EXERCISE.
Skip the pictures. Repeat everything else in the records word for word.

---

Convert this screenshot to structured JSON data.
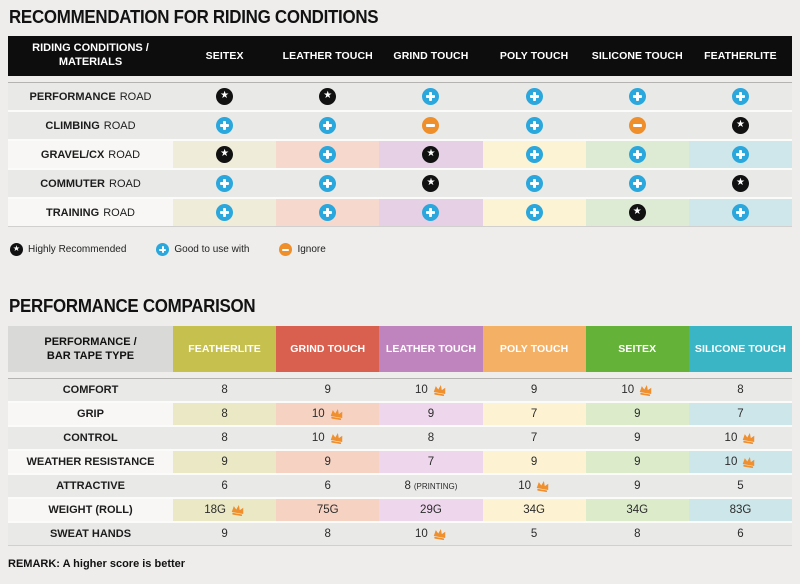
{
  "chart_data": [
    {
      "type": "table",
      "title": "RECOMMENDATION FOR RIDING CONDITIONS",
      "header_label_line1": "RIDING CONDITIONS /",
      "header_label_line2": "MATERIALS",
      "columns": [
        "SEITEX",
        "LEATHER TOUCH",
        "GRIND TOUCH",
        "POLY TOUCH",
        "SILICONE TOUCH",
        "FEATHERLITE"
      ],
      "rows": [
        {
          "name": "PERFORMANCE",
          "suffix": "ROAD",
          "colored": false,
          "cells": [
            "star",
            "star",
            "plus",
            "plus",
            "plus",
            "plus"
          ]
        },
        {
          "name": "CLIMBING",
          "suffix": "ROAD",
          "colored": false,
          "cells": [
            "plus",
            "plus",
            "minus",
            "plus",
            "minus",
            "star"
          ]
        },
        {
          "name": "GRAVEL/CX",
          "suffix": "ROAD",
          "colored": true,
          "cells": [
            "star",
            "plus",
            "star",
            "plus",
            "plus",
            "plus"
          ]
        },
        {
          "name": "COMMUTER",
          "suffix": "ROAD",
          "colored": false,
          "cells": [
            "plus",
            "plus",
            "star",
            "plus",
            "plus",
            "star"
          ]
        },
        {
          "name": "TRAINING",
          "suffix": "ROAD",
          "colored": true,
          "cells": [
            "plus",
            "plus",
            "plus",
            "plus",
            "star",
            "plus"
          ]
        }
      ],
      "column_tints": [
        "#efecd9",
        "#f7d8cd",
        "#e6d0e5",
        "#fbf3d3",
        "#ddebd4",
        "#cfe7eb"
      ],
      "legend": [
        {
          "icon": "star",
          "label": "Highly Recommended"
        },
        {
          "icon": "plus",
          "label": "Good to use with"
        },
        {
          "icon": "minus",
          "label": "Ignore"
        }
      ]
    },
    {
      "type": "table",
      "title": "PERFORMANCE COMPARISON",
      "header_label_line1": "PERFORMANCE /",
      "header_label_line2": "BAR TAPE TYPE",
      "columns": [
        {
          "label": "FEATHERLITE",
          "color": "#c6c04f"
        },
        {
          "label": "GRIND TOUCH",
          "color": "#d95f4e"
        },
        {
          "label": "LEATHER TOUCH",
          "color": "#bf84be"
        },
        {
          "label": "POLY TOUCH",
          "color": "#f4b166"
        },
        {
          "label": "SEITEX",
          "color": "#64b238"
        },
        {
          "label": "SILICONE TOUCH",
          "color": "#39b5c6"
        }
      ],
      "rows": [
        {
          "label": "COMFORT",
          "colored": false,
          "cells": [
            {
              "v": "8"
            },
            {
              "v": "9"
            },
            {
              "v": "10",
              "crown": true
            },
            {
              "v": "9"
            },
            {
              "v": "10",
              "crown": true
            },
            {
              "v": "8"
            }
          ]
        },
        {
          "label": "GRIP",
          "colored": true,
          "cells": [
            {
              "v": "8"
            },
            {
              "v": "10",
              "crown": true
            },
            {
              "v": "9"
            },
            {
              "v": "7"
            },
            {
              "v": "9"
            },
            {
              "v": "7"
            }
          ]
        },
        {
          "label": "CONTROL",
          "colored": false,
          "cells": [
            {
              "v": "8"
            },
            {
              "v": "10",
              "crown": true
            },
            {
              "v": "8"
            },
            {
              "v": "7"
            },
            {
              "v": "9"
            },
            {
              "v": "10",
              "crown": true
            }
          ]
        },
        {
          "label": "WEATHER RESISTANCE",
          "colored": true,
          "cells": [
            {
              "v": "9"
            },
            {
              "v": "9"
            },
            {
              "v": "7"
            },
            {
              "v": "9"
            },
            {
              "v": "9"
            },
            {
              "v": "10",
              "crown": true
            }
          ]
        },
        {
          "label": "ATTRACTIVE",
          "colored": false,
          "cells": [
            {
              "v": "6"
            },
            {
              "v": "6"
            },
            {
              "v": "8",
              "note": "(PRINTING)"
            },
            {
              "v": "10",
              "crown": true
            },
            {
              "v": "9"
            },
            {
              "v": "5"
            }
          ]
        },
        {
          "label": "WEIGHT (ROLL)",
          "colored": true,
          "cells": [
            {
              "v": "18G",
              "crown": true
            },
            {
              "v": "75G"
            },
            {
              "v": "29G"
            },
            {
              "v": "34G"
            },
            {
              "v": "34G"
            },
            {
              "v": "83G"
            }
          ]
        },
        {
          "label": "SWEAT HANDS",
          "colored": false,
          "cells": [
            {
              "v": "9"
            },
            {
              "v": "8"
            },
            {
              "v": "10",
              "crown": true
            },
            {
              "v": "5"
            },
            {
              "v": "8"
            },
            {
              "v": "6"
            }
          ]
        }
      ],
      "column_tints": [
        "#ebe9c5",
        "#f6d2c2",
        "#eed7ec",
        "#fdf3d2",
        "#dcecca",
        "#cde6e9"
      ],
      "remark": "REMARK: A higher score is better"
    }
  ],
  "colors": {
    "page_bg": "#eeedec",
    "table_header_bg": "#0d0d0d",
    "header_label_bg": "#d9d9d7",
    "row_gray": "#e9e9e8",
    "row_label_light": "#f8f7f5",
    "icon_plus": "#2aa7dc",
    "icon_minus": "#ee8f2c",
    "icon_star_bg": "#111111",
    "crown": "#ef8f2e"
  }
}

---

RESPONSE FOR THIS EXERCISE.
Convert this screenshot to structured JSON data.
{
  "chart_data": [
    {
      "type": "table",
      "title": "RECOMMENDATION FOR RIDING CONDITIONS",
      "header_label_line1": "RIDING CONDITIONS /",
      "header_label_line2": "MATERIALS",
      "columns": [
        "SEITEX",
        "LEATHER TOUCH",
        "GRIND TOUCH",
        "POLY TOUCH",
        "SILICONE TOUCH",
        "FEATHERLITE"
      ],
      "rows": [
        {
          "name": "PERFORMANCE",
          "suffix": "ROAD",
          "colored": false,
          "cells": [
            "star",
            "star",
            "plus",
            "plus",
            "plus",
            "plus"
          ]
        },
        {
          "name": "CLIMBING",
          "suffix": "ROAD",
          "colored": false,
          "cells": [
            "plus",
            "plus",
            "minus",
            "plus",
            "minus",
            "star"
          ]
        },
        {
          "name": "GRAVEL/CX",
          "suffix": "ROAD",
          "colored": true,
          "cells": [
            "star",
            "plus",
            "star",
            "plus",
            "plus",
            "plus"
          ]
        },
        {
          "name": "COMMUTER",
          "suffix": "ROAD",
          "colored": false,
          "cells": [
            "plus",
            "plus",
            "star",
            "plus",
            "plus",
            "star"
          ]
        },
        {
          "name": "TRAINING",
          "suffix": "ROAD",
          "colored": true,
          "cells": [
            "plus",
            "plus",
            "plus",
            "plus",
            "star",
            "plus"
          ]
        }
      ],
      "column_tints": [
        "#efecd9",
        "#f7d8cd",
        "#e6d0e5",
        "#fbf3d3",
        "#ddebd4",
        "#cfe7eb"
      ],
      "legend": [
        {
          "icon": "star",
          "label": "Highly Recommended"
        },
        {
          "icon": "plus",
          "label": "Good to use with"
        },
        {
          "icon": "minus",
          "label": "Ignore"
        }
      ]
    },
    {
      "type": "table",
      "title": "PERFORMANCE COMPARISON",
      "header_label_line1": "PERFORMANCE /",
      "header_label_line2": "BAR TAPE TYPE",
      "columns": [
        {
          "label": "FEATHERLITE",
          "color": "#c6c04f"
        },
        {
          "label": "GRIND TOUCH",
          "color": "#d95f4e"
        },
        {
          "label": "LEATHER TOUCH",
          "color": "#bf84be"
        },
        {
          "label": "POLY TOUCH",
          "color": "#f4b166"
        },
        {
          "label": "SEITEX",
          "color": "#64b238"
        },
        {
          "label": "SILICONE TOUCH",
          "color": "#39b5c6"
        }
      ],
      "rows": [
        {
          "label": "COMFORT",
          "colored": false,
          "cells": [
            {
              "v": "8"
            },
            {
              "v": "9"
            },
            {
              "v": "10",
              "crown": true
            },
            {
              "v": "9"
            },
            {
              "v": "10",
              "crown": true
            },
            {
              "v": "8"
            }
          ]
        },
        {
          "label": "GRIP",
          "colored": true,
          "cells": [
            {
              "v": "8"
            },
            {
              "v": "10",
              "crown": true
            },
            {
              "v": "9"
            },
            {
              "v": "7"
            },
            {
              "v": "9"
            },
            {
              "v": "7"
            }
          ]
        },
        {
          "label": "CONTROL",
          "colored": false,
          "cells": [
            {
              "v": "8"
            },
            {
              "v": "10",
              "crown": true
            },
            {
              "v": "8"
            },
            {
              "v": "7"
            },
            {
              "v": "9"
            },
            {
              "v": "10",
              "crown": true
            }
          ]
        },
        {
          "label": "WEATHER RESISTANCE",
          "colored": true,
          "cells": [
            {
              "v": "9"
            },
            {
              "v": "9"
            },
            {
              "v": "7"
            },
            {
              "v": "9"
            },
            {
              "v": "9"
            },
            {
              "v": "10",
              "crown": true
            }
          ]
        },
        {
          "label": "ATTRACTIVE",
          "colored": false,
          "cells": [
            {
              "v": "6"
            },
            {
              "v": "6"
            },
            {
              "v": "8",
              "note": "(PRINTING)"
            },
            {
              "v": "10",
              "crown": true
            },
            {
              "v": "9"
            },
            {
              "v": "5"
            }
          ]
        },
        {
          "label": "WEIGHT (ROLL)",
          "colored": true,
          "cells": [
            {
              "v": "18G",
              "crown": true
            },
            {
              "v": "75G"
            },
            {
              "v": "29G"
            },
            {
              "v": "34G"
            },
            {
              "v": "34G"
            },
            {
              "v": "83G"
            }
          ]
        },
        {
          "label": "SWEAT HANDS",
          "colored": false,
          "cells": [
            {
              "v": "9"
            },
            {
              "v": "8"
            },
            {
              "v": "10",
              "crown": true
            },
            {
              "v": "5"
            },
            {
              "v": "8"
            },
            {
              "v": "6"
            }
          ]
        }
      ],
      "column_tints": [
        "#ebe9c5",
        "#f6d2c2",
        "#eed7ec",
        "#fdf3d2",
        "#dcecca",
        "#cde6e9"
      ],
      "remark": "REMARK: A higher score is better"
    }
  ],
  "colors": {
    "page_bg": "#eeedec",
    "table_header_bg": "#0d0d0d",
    "header_label_bg": "#d9d9d7",
    "row_gray": "#e9e9e8",
    "row_label_light": "#f8f7f5",
    "icon_plus": "#2aa7dc",
    "icon_minus": "#ee8f2c",
    "icon_star_bg": "#111111",
    "crown": "#ef8f2e"
  }
}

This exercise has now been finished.